→ **EXERCISE TASK**
Look through the lines below and state how many hold the word "dejanju". Write only the number.
* begin MATERIAL SHOWN *
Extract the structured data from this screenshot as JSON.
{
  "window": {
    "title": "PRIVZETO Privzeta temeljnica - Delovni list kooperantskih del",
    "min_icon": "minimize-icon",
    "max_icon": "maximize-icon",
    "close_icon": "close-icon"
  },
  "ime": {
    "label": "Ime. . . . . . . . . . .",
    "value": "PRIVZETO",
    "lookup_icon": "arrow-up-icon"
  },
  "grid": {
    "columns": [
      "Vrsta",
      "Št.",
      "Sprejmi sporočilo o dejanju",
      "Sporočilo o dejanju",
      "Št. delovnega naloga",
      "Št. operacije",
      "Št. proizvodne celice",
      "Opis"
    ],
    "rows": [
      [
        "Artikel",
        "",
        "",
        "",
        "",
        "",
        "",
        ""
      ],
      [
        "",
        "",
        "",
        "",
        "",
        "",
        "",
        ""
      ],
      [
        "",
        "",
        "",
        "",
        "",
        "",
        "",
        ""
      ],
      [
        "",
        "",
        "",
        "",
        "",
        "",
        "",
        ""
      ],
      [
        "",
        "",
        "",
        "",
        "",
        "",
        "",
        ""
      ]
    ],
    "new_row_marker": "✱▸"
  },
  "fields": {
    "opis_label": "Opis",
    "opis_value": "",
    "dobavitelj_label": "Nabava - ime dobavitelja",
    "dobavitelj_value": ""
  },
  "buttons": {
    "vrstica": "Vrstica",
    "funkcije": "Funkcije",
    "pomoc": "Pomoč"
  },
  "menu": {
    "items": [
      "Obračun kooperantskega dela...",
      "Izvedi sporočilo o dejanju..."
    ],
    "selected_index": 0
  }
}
* end MATERIAL SHOWN *
→ **OUTPUT BELOW**
3